**TASK GOAL**.
Work out how many lines hold "this". Give the number and nothing else.

**** DATA EXCERPTS ****

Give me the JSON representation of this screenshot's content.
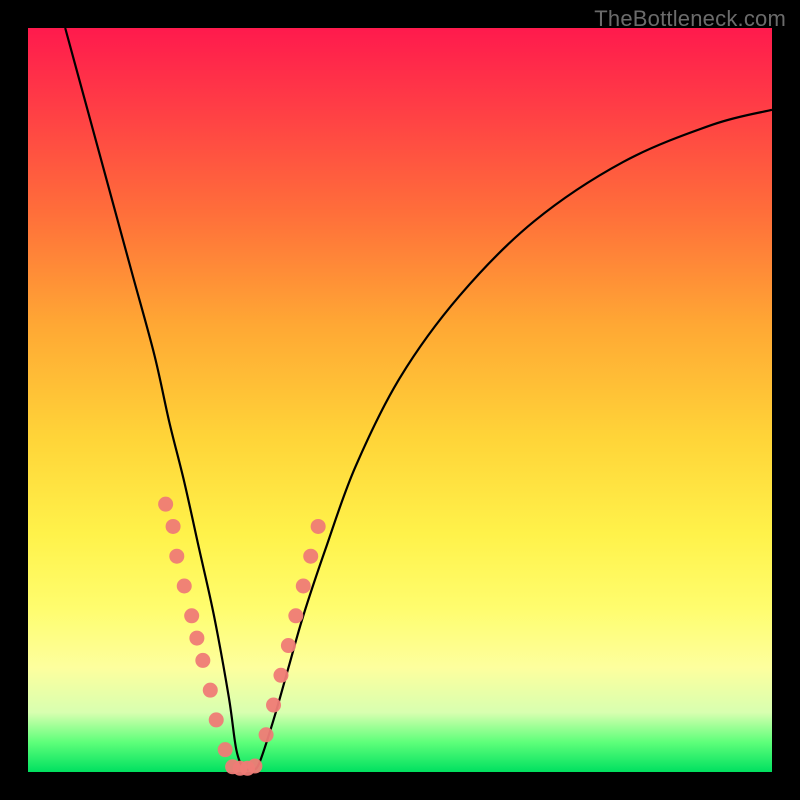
{
  "watermark": "TheBottleneck.com",
  "colors": {
    "frame": "#000000",
    "curve": "#000000",
    "dot": "#ef7b76",
    "gradient_stops": [
      "#ff1a4d",
      "#ff3b46",
      "#ff6f3a",
      "#ffa834",
      "#ffd438",
      "#fff24a",
      "#fffd6e",
      "#fdff9e",
      "#d8ffb0",
      "#5eff7a",
      "#00e060"
    ]
  },
  "chart_data": {
    "type": "line",
    "title": "",
    "xlabel": "",
    "ylabel": "",
    "xlim": [
      0,
      100
    ],
    "ylim": [
      0,
      100
    ],
    "grid": false,
    "legend": false,
    "description": "Single V-shaped bottleneck curve over vertical red-to-green gradient. Left arm descends steeply from top-left; right arm rises with decreasing slope toward upper-right. Minimum near x≈28, y≈0. Axes unlabeled; values are visual estimates on 0–100 plot coordinates (y=0 at bottom, y=100 at top).",
    "series": [
      {
        "name": "bottleneck-curve",
        "x": [
          5,
          8,
          11,
          14,
          17,
          19,
          21,
          23,
          25,
          27,
          28,
          29,
          30,
          31,
          33,
          35,
          37,
          40,
          44,
          50,
          58,
          68,
          80,
          92,
          100
        ],
        "y": [
          100,
          89,
          78,
          67,
          56,
          47,
          39,
          30,
          21,
          10,
          3,
          0.5,
          0.5,
          1,
          7,
          14,
          21,
          30,
          41,
          53,
          64,
          74,
          82,
          87,
          89
        ]
      }
    ],
    "markers": [
      {
        "name": "left-arm-dots",
        "x": [
          18.5,
          19.5,
          20,
          21,
          22,
          22.7,
          23.5,
          24.5,
          25.3,
          26.5
        ],
        "y": [
          36,
          33,
          29,
          25,
          21,
          18,
          15,
          11,
          7,
          3
        ]
      },
      {
        "name": "trough-dots",
        "x": [
          27.5,
          28.5,
          29.5,
          30.5
        ],
        "y": [
          0.7,
          0.5,
          0.5,
          0.8
        ]
      },
      {
        "name": "right-arm-dots",
        "x": [
          32,
          33,
          34,
          35,
          36,
          37,
          38,
          39
        ],
        "y": [
          5,
          9,
          13,
          17,
          21,
          25,
          29,
          33
        ]
      }
    ]
  }
}
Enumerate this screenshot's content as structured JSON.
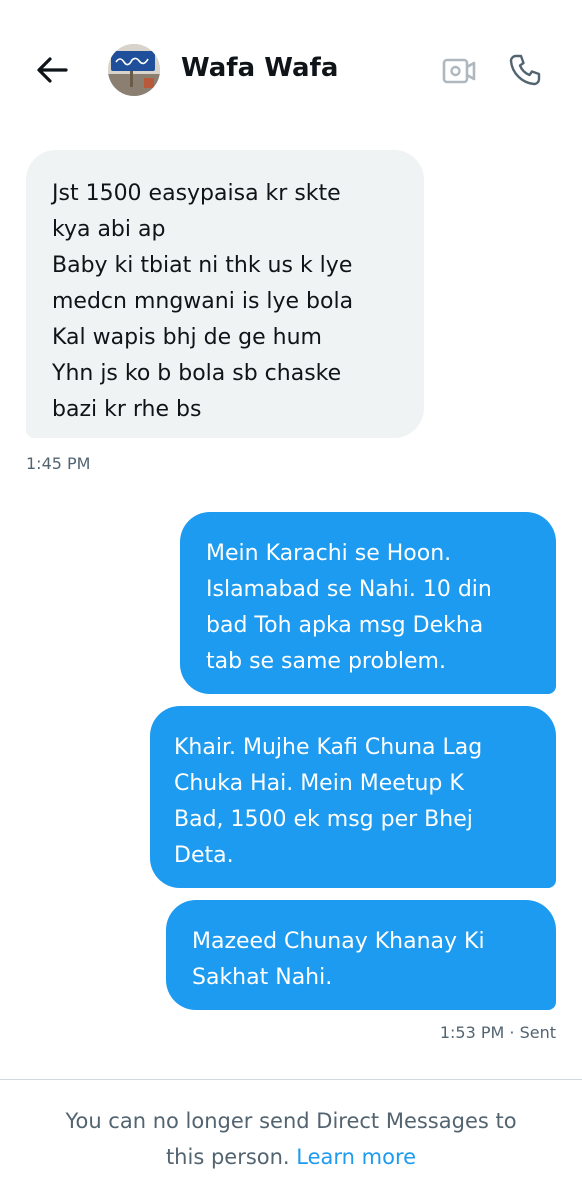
{
  "header": {
    "contact_name": "Wafa Wafa",
    "back_icon": "arrow-left-icon",
    "video_icon": "video-camera-icon",
    "phone_icon": "phone-icon"
  },
  "messages": [
    {
      "direction": "received",
      "lines": [
        "Jst 1500 easypaisa kr skte",
        "kya  abi ap",
        "Baby ki tbiat ni thk us k lye",
        "medcn mngwani is lye bola",
        "Kal wapis bhj de ge hum",
        "Yhn js ko b bola sb chaske",
        "bazi kr rhe bs"
      ]
    },
    {
      "direction": "sent",
      "lines": [
        "Mein Karachi se Hoon.",
        "Islamabad se Nahi. 10 din",
        "bad Toh apka msg Dekha",
        "tab se same problem."
      ]
    },
    {
      "direction": "sent",
      "lines": [
        "Khair. Mujhe Kafi Chuna Lag",
        "Chuka Hai. Mein Meetup K",
        "Bad, 1500 ek msg per Bhej",
        "Deta."
      ]
    },
    {
      "direction": "sent",
      "lines": [
        "Mazeed Chunay Khanay Ki",
        "Sakhat Nahi."
      ]
    }
  ],
  "timestamps": {
    "received": "1:45 PM",
    "sent": "1:53 PM · Sent"
  },
  "footer": {
    "notice_line1": "You can no longer send Direct Messages to",
    "notice_line2": "this person. ",
    "learn_more": "Learn more"
  },
  "colors": {
    "accent": "#1d9bf0",
    "received_bubble": "#eff3f4",
    "text_primary": "#0f1419",
    "text_secondary": "#536471"
  }
}
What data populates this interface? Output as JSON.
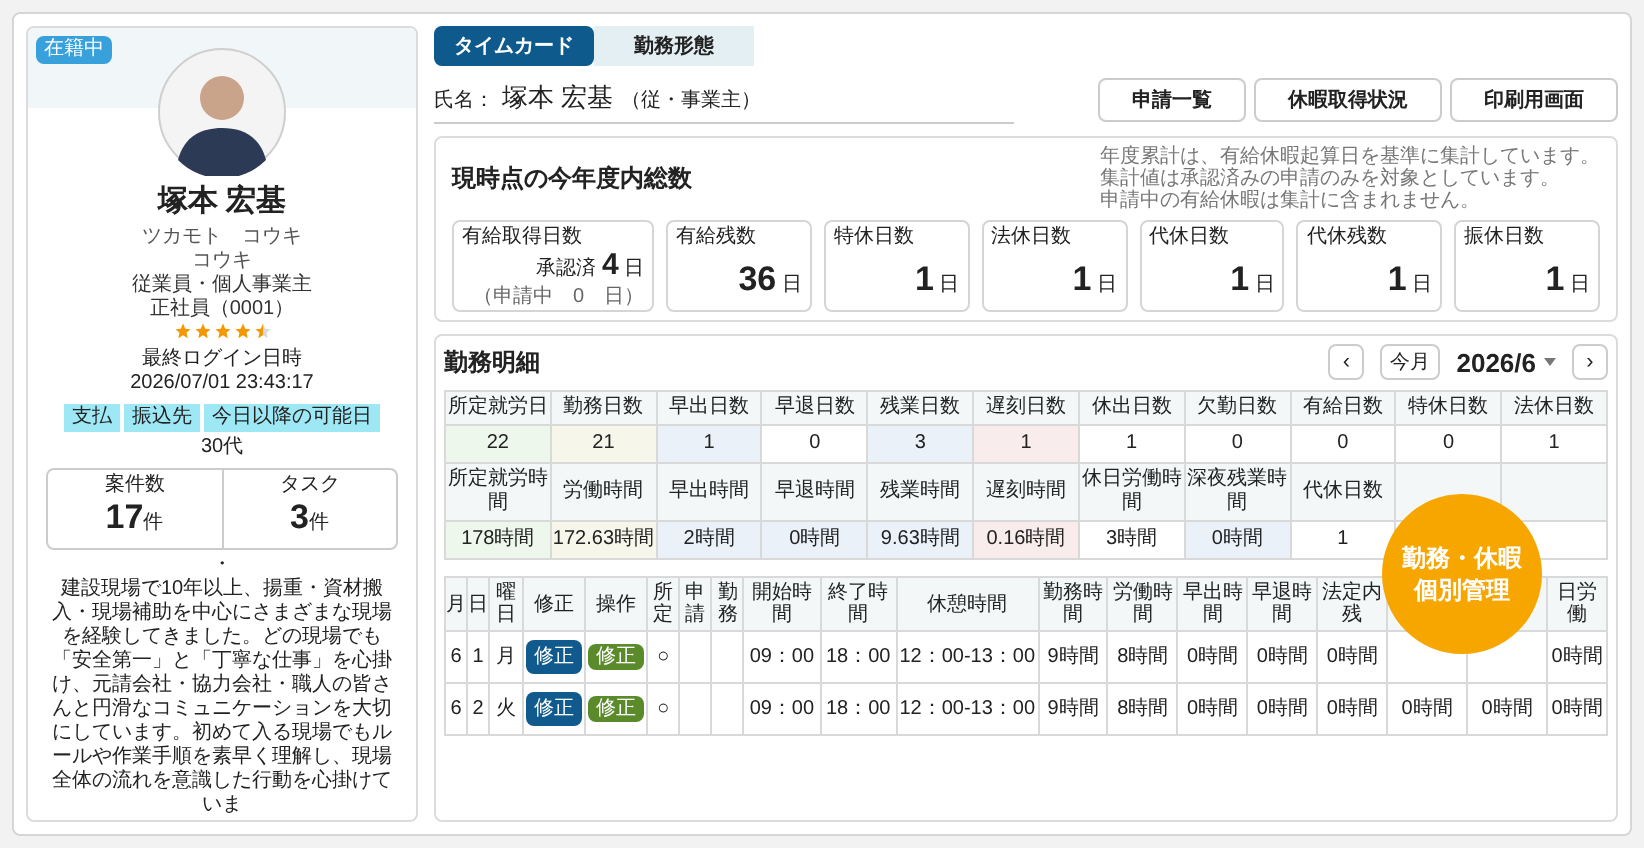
{
  "profile": {
    "status": "在籍中",
    "name": "塚本 宏基",
    "kana": "ツカモト　コウキ",
    "nickname": "コウキ",
    "category": "従業員・個人事業主",
    "employment": "正社員（0001）",
    "stars": 4.5,
    "last_login_label": "最終ログイン日時",
    "last_login": "2026/07/01 23:43:17",
    "tags": [
      "支払",
      "振込先",
      "今日以降の可能日"
    ],
    "age": "30代",
    "stats": [
      {
        "label": "案件数",
        "value": "17",
        "unit": "件"
      },
      {
        "label": "タスク",
        "value": "3",
        "unit": "件"
      }
    ],
    "separator": "・",
    "bio": "建設現場で10年以上、揚重・資材搬入・現場補助を中心にさまざまな現場を経験してきました。どの現場でも「安全第一」と「丁寧な仕事」を心掛け、元請会社・協力会社・職人の皆さんと円滑なコミュニケーションを大切にしています。初めて入る現場でもルールや作業手順を素早く理解し、現場全体の流れを意識した行動を心掛けていま"
  },
  "tabs": [
    {
      "label": "タイムカード",
      "selected": true
    },
    {
      "label": "勤務形態",
      "selected": false
    }
  ],
  "employee": {
    "label": "氏名：",
    "name": "塚本 宏基",
    "type": "（従・事業主）"
  },
  "buttons": [
    "申請一覧",
    "休暇取得状況",
    "印刷用画面"
  ],
  "summary": {
    "title": "現時点の今年度内総数",
    "notes": [
      "年度累計は、有給休暇起算日を基準に集計しています。",
      "集計値は承認済みの申請のみを対象としています。",
      "申請中の有給休暇は集計に含まれません。"
    ],
    "cards": [
      {
        "kind": "paid",
        "label": "有給取得日数",
        "approved_label": "承認済",
        "value": "4",
        "unit": "日",
        "pending": "（申請中　0　日）"
      },
      {
        "kind": "plain",
        "label": "有給残数",
        "value": "36",
        "unit": "日"
      },
      {
        "kind": "plain",
        "label": "特休日数",
        "value": "1",
        "unit": "日"
      },
      {
        "kind": "plain",
        "label": "法休日数",
        "value": "1",
        "unit": "日"
      },
      {
        "kind": "plain",
        "label": "代休日数",
        "value": "1",
        "unit": "日"
      },
      {
        "kind": "plain",
        "label": "代休残数",
        "value": "1",
        "unit": "日"
      },
      {
        "kind": "plain",
        "label": "振休日数",
        "value": "1",
        "unit": "日"
      }
    ]
  },
  "detail": {
    "title": "勤務明細",
    "prev": "‹",
    "today": "今月",
    "month": "2026/6",
    "next": "›",
    "stats_rows": [
      {
        "kind": "header",
        "cells": [
          {
            "text": "所定就労日"
          },
          {
            "text": "勤務日数"
          },
          {
            "text": "早出日数"
          },
          {
            "text": "早退日数"
          },
          {
            "text": "残業日数"
          },
          {
            "text": "遅刻日数"
          },
          {
            "text": "休出日数"
          },
          {
            "text": "欠勤日数"
          },
          {
            "text": "有給日数"
          },
          {
            "text": "特休日数"
          },
          {
            "text": "法休日数"
          }
        ]
      },
      {
        "kind": "value",
        "cells": [
          {
            "text": "22",
            "color": "#eef7ec"
          },
          {
            "text": "21",
            "color": "#f7f6ea"
          },
          {
            "text": "1",
            "color": "#eaf1f8"
          },
          {
            "text": "0",
            "color": "#ffffff"
          },
          {
            "text": "3",
            "color": "#eaf1f8"
          },
          {
            "text": "1",
            "color": "#f9ecec"
          },
          {
            "text": "1",
            "color": "#ffffff"
          },
          {
            "text": "0",
            "color": "#ffffff"
          },
          {
            "text": "0",
            "color": "#ffffff"
          },
          {
            "text": "0",
            "color": "#ffffff"
          },
          {
            "text": "1",
            "color": "#ffffff"
          }
        ]
      },
      {
        "kind": "header",
        "cells": [
          {
            "text": "所定就労時間"
          },
          {
            "text": "労働時間"
          },
          {
            "text": "早出時間"
          },
          {
            "text": "早退時間"
          },
          {
            "text": "残業時間"
          },
          {
            "text": "遅刻時間"
          },
          {
            "text": "休日労働時間"
          },
          {
            "text": "深夜残業時間"
          },
          {
            "text": "代休日数"
          },
          {},
          {}
        ]
      },
      {
        "kind": "value",
        "cells": [
          {
            "text": "178時間",
            "color": "#eef7ec"
          },
          {
            "text": "172.63時間",
            "color": "#f7f6ea"
          },
          {
            "text": "2時間",
            "color": "#eaf1f8"
          },
          {
            "text": "0時間",
            "color": "#eaf1f8"
          },
          {
            "text": "9.63時間",
            "color": "#eaf1f8"
          },
          {
            "text": "0.16時間",
            "color": "#f9ecec"
          },
          {
            "text": "3時間",
            "color": "#ffffff"
          },
          {
            "text": "0時間",
            "color": "#eaf1f8"
          },
          {
            "text": "1",
            "color": "#ffffff"
          },
          {},
          {}
        ]
      }
    ],
    "columns": [
      {
        "label": "月"
      },
      {
        "label": "日"
      },
      {
        "label": "曜日"
      },
      {
        "label": "修正"
      },
      {
        "label": "操作"
      },
      {
        "label": "所定"
      },
      {
        "label": "申請"
      },
      {
        "label": "勤務"
      },
      {
        "label": "開始時間"
      },
      {
        "label": "終了時間"
      },
      {
        "label": "休憩時間"
      },
      {
        "label": "勤務時間"
      },
      {
        "label": "労働時間"
      },
      {
        "label": "早出時間"
      },
      {
        "label": "早退時間"
      },
      {
        "label": "法定内残"
      },
      {},
      {},
      {
        "label": "日労働"
      }
    ],
    "rows": [
      {
        "cells": [
          {
            "kind": "text",
            "text": "6"
          },
          {
            "kind": "text",
            "text": "1"
          },
          {
            "kind": "text",
            "text": "月"
          },
          {
            "kind": "button",
            "text": "修正"
          },
          {
            "kind": "tag",
            "text": "修正"
          },
          {
            "kind": "circle",
            "text": "○"
          },
          {
            "kind": "empty"
          },
          {
            "kind": "empty"
          },
          {
            "kind": "text",
            "text": "09：00"
          },
          {
            "kind": "text",
            "text": "18：00"
          },
          {
            "kind": "text",
            "text": "12：00-13：00"
          },
          {
            "kind": "text",
            "text": "9時間"
          },
          {
            "kind": "text",
            "text": "8時間"
          },
          {
            "kind": "text",
            "text": "0時間"
          },
          {
            "kind": "text",
            "text": "0時間"
          },
          {
            "kind": "text",
            "text": "0時間"
          },
          {
            "kind": "empty"
          },
          {
            "kind": "empty"
          },
          {
            "kind": "text",
            "text": "0時間"
          }
        ]
      },
      {
        "cells": [
          {
            "kind": "text",
            "text": "6"
          },
          {
            "kind": "text",
            "text": "2"
          },
          {
            "kind": "text",
            "text": "火"
          },
          {
            "kind": "button",
            "text": "修正"
          },
          {
            "kind": "tag",
            "text": "修正"
          },
          {
            "kind": "circle",
            "text": "○"
          },
          {
            "kind": "empty"
          },
          {
            "kind": "empty"
          },
          {
            "kind": "text",
            "text": "09：00"
          },
          {
            "kind": "text",
            "text": "18：00"
          },
          {
            "kind": "text",
            "text": "12：00-13：00"
          },
          {
            "kind": "text",
            "text": "9時間"
          },
          {
            "kind": "text",
            "text": "8時間"
          },
          {
            "kind": "text",
            "text": "0時間"
          },
          {
            "kind": "text",
            "text": "0時間"
          },
          {
            "kind": "text",
            "text": "0時間"
          },
          {
            "kind": "text",
            "text": "0時間"
          },
          {
            "kind": "text",
            "text": "0時間"
          },
          {
            "kind": "text",
            "text": "0時間"
          }
        ]
      }
    ]
  },
  "badge": {
    "lines": [
      "勤務・休暇",
      "個別管理"
    ]
  }
}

****

**OUTPUT BELOW**.
4